## start

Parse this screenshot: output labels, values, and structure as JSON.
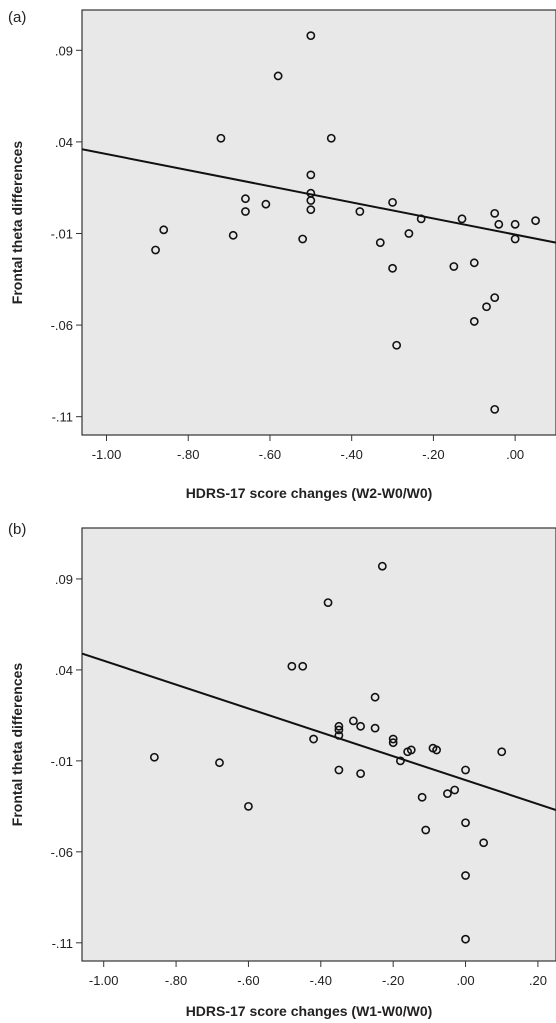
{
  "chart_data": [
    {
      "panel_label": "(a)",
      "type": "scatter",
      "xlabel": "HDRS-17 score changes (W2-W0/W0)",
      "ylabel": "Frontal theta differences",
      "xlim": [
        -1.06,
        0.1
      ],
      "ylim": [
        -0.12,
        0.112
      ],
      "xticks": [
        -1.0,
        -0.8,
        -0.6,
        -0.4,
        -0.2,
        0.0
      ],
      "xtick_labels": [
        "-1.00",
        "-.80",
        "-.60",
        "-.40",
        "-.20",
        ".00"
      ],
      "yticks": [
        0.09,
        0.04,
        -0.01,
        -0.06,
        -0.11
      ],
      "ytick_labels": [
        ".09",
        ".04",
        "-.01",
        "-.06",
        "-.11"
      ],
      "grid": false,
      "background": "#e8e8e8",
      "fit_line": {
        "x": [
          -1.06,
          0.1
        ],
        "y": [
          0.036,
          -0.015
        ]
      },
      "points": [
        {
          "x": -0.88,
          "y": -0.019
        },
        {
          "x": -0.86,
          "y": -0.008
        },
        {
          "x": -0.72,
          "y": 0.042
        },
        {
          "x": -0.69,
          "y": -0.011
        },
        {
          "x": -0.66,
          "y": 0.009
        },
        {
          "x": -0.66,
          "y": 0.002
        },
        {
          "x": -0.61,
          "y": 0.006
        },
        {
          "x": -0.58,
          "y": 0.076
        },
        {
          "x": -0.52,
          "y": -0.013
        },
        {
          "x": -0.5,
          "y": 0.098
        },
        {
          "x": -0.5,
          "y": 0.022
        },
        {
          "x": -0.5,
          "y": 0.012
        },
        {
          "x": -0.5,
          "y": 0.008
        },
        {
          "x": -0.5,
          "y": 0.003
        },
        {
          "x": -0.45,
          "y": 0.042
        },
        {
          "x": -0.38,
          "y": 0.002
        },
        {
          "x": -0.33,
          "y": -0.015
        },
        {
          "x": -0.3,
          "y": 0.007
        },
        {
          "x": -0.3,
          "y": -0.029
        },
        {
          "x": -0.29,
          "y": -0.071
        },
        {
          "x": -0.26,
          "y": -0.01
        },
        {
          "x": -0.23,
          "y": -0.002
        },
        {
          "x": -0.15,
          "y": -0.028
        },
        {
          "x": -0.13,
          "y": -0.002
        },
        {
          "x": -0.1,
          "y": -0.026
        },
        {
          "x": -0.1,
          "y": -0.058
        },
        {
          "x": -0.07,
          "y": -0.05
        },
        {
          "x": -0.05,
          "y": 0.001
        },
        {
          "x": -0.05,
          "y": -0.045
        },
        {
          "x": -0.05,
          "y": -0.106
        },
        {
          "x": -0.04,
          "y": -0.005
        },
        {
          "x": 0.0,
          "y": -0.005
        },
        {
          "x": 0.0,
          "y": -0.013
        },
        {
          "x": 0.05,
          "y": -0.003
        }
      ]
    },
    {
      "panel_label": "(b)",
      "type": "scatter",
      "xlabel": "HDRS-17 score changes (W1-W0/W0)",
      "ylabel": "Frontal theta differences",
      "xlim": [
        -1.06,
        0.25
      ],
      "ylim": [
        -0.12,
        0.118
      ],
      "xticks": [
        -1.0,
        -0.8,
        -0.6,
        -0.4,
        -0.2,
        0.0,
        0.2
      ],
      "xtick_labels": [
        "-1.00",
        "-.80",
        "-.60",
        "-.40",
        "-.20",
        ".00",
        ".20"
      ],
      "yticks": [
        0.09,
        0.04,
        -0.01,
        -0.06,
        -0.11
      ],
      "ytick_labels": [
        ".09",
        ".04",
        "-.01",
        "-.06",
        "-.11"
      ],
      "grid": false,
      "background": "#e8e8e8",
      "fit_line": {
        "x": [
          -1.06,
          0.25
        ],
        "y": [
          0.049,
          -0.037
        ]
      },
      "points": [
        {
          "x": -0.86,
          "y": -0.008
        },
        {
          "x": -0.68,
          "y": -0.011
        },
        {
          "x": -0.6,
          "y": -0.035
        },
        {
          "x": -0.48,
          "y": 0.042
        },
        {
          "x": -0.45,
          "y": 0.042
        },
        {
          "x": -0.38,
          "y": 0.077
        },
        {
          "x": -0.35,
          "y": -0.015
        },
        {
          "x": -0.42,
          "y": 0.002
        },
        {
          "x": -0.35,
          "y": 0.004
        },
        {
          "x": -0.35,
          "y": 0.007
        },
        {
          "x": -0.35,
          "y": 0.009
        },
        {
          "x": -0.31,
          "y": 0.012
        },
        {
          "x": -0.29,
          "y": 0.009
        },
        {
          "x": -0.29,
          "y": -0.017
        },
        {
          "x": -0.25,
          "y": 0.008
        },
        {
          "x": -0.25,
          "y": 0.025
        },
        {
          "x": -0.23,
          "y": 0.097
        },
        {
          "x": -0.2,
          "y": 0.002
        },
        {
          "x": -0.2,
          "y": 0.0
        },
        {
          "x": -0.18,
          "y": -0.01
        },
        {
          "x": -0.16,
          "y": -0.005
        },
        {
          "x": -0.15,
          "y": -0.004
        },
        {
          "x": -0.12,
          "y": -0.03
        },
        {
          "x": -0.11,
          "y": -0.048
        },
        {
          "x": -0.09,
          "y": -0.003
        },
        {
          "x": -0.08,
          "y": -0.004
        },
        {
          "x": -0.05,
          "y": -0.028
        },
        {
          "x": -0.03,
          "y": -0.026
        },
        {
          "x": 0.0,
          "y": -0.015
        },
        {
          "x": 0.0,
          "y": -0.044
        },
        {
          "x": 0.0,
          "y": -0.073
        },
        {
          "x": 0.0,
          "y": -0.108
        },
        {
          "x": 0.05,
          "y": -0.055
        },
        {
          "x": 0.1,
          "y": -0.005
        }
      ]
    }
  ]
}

## end

_Exercise objective_.
Restate the whole listing above exactly, except for its images.

_Response to the task_.
Parse this screenshot: output labels, values, and structure as JSON.
{
  "chart_data": [
    {
      "panel_label": "(a)",
      "type": "scatter",
      "xlabel": "HDRS-17 score changes (W2-W0/W0)",
      "ylabel": "Frontal theta differences",
      "xlim": [
        -1.06,
        0.1
      ],
      "ylim": [
        -0.12,
        0.112
      ],
      "xticks": [
        -1.0,
        -0.8,
        -0.6,
        -0.4,
        -0.2,
        0.0
      ],
      "xtick_labels": [
        "-1.00",
        "-.80",
        "-.60",
        "-.40",
        "-.20",
        ".00"
      ],
      "yticks": [
        0.09,
        0.04,
        -0.01,
        -0.06,
        -0.11
      ],
      "ytick_labels": [
        ".09",
        ".04",
        "-.01",
        "-.06",
        "-.11"
      ],
      "grid": false,
      "background": "#e8e8e8",
      "fit_line": {
        "x": [
          -1.06,
          0.1
        ],
        "y": [
          0.036,
          -0.015
        ]
      },
      "points": [
        {
          "x": -0.88,
          "y": -0.019
        },
        {
          "x": -0.86,
          "y": -0.008
        },
        {
          "x": -0.72,
          "y": 0.042
        },
        {
          "x": -0.69,
          "y": -0.011
        },
        {
          "x": -0.66,
          "y": 0.009
        },
        {
          "x": -0.66,
          "y": 0.002
        },
        {
          "x": -0.61,
          "y": 0.006
        },
        {
          "x": -0.58,
          "y": 0.076
        },
        {
          "x": -0.52,
          "y": -0.013
        },
        {
          "x": -0.5,
          "y": 0.098
        },
        {
          "x": -0.5,
          "y": 0.022
        },
        {
          "x": -0.5,
          "y": 0.012
        },
        {
          "x": -0.5,
          "y": 0.008
        },
        {
          "x": -0.5,
          "y": 0.003
        },
        {
          "x": -0.45,
          "y": 0.042
        },
        {
          "x": -0.38,
          "y": 0.002
        },
        {
          "x": -0.33,
          "y": -0.015
        },
        {
          "x": -0.3,
          "y": 0.007
        },
        {
          "x": -0.3,
          "y": -0.029
        },
        {
          "x": -0.29,
          "y": -0.071
        },
        {
          "x": -0.26,
          "y": -0.01
        },
        {
          "x": -0.23,
          "y": -0.002
        },
        {
          "x": -0.15,
          "y": -0.028
        },
        {
          "x": -0.13,
          "y": -0.002
        },
        {
          "x": -0.1,
          "y": -0.026
        },
        {
          "x": -0.1,
          "y": -0.058
        },
        {
          "x": -0.07,
          "y": -0.05
        },
        {
          "x": -0.05,
          "y": 0.001
        },
        {
          "x": -0.05,
          "y": -0.045
        },
        {
          "x": -0.05,
          "y": -0.106
        },
        {
          "x": -0.04,
          "y": -0.005
        },
        {
          "x": 0.0,
          "y": -0.005
        },
        {
          "x": 0.0,
          "y": -0.013
        },
        {
          "x": 0.05,
          "y": -0.003
        }
      ]
    },
    {
      "panel_label": "(b)",
      "type": "scatter",
      "xlabel": "HDRS-17 score changes (W1-W0/W0)",
      "ylabel": "Frontal theta differences",
      "xlim": [
        -1.06,
        0.25
      ],
      "ylim": [
        -0.12,
        0.118
      ],
      "xticks": [
        -1.0,
        -0.8,
        -0.6,
        -0.4,
        -0.2,
        0.0,
        0.2
      ],
      "xtick_labels": [
        "-1.00",
        "-.80",
        "-.60",
        "-.40",
        "-.20",
        ".00",
        ".20"
      ],
      "yticks": [
        0.09,
        0.04,
        -0.01,
        -0.06,
        -0.11
      ],
      "ytick_labels": [
        ".09",
        ".04",
        "-.01",
        "-.06",
        "-.11"
      ],
      "grid": false,
      "background": "#e8e8e8",
      "fit_line": {
        "x": [
          -1.06,
          0.25
        ],
        "y": [
          0.049,
          -0.037
        ]
      },
      "points": [
        {
          "x": -0.86,
          "y": -0.008
        },
        {
          "x": -0.68,
          "y": -0.011
        },
        {
          "x": -0.6,
          "y": -0.035
        },
        {
          "x": -0.48,
          "y": 0.042
        },
        {
          "x": -0.45,
          "y": 0.042
        },
        {
          "x": -0.38,
          "y": 0.077
        },
        {
          "x": -0.35,
          "y": -0.015
        },
        {
          "x": -0.42,
          "y": 0.002
        },
        {
          "x": -0.35,
          "y": 0.004
        },
        {
          "x": -0.35,
          "y": 0.007
        },
        {
          "x": -0.35,
          "y": 0.009
        },
        {
          "x": -0.31,
          "y": 0.012
        },
        {
          "x": -0.29,
          "y": 0.009
        },
        {
          "x": -0.29,
          "y": -0.017
        },
        {
          "x": -0.25,
          "y": 0.008
        },
        {
          "x": -0.25,
          "y": 0.025
        },
        {
          "x": -0.23,
          "y": 0.097
        },
        {
          "x": -0.2,
          "y": 0.002
        },
        {
          "x": -0.2,
          "y": 0.0
        },
        {
          "x": -0.18,
          "y": -0.01
        },
        {
          "x": -0.16,
          "y": -0.005
        },
        {
          "x": -0.15,
          "y": -0.004
        },
        {
          "x": -0.12,
          "y": -0.03
        },
        {
          "x": -0.11,
          "y": -0.048
        },
        {
          "x": -0.09,
          "y": -0.003
        },
        {
          "x": -0.08,
          "y": -0.004
        },
        {
          "x": -0.05,
          "y": -0.028
        },
        {
          "x": -0.03,
          "y": -0.026
        },
        {
          "x": 0.0,
          "y": -0.015
        },
        {
          "x": 0.0,
          "y": -0.044
        },
        {
          "x": 0.0,
          "y": -0.073
        },
        {
          "x": 0.0,
          "y": -0.108
        },
        {
          "x": 0.05,
          "y": -0.055
        },
        {
          "x": 0.1,
          "y": -0.005
        }
      ]
    }
  ]
}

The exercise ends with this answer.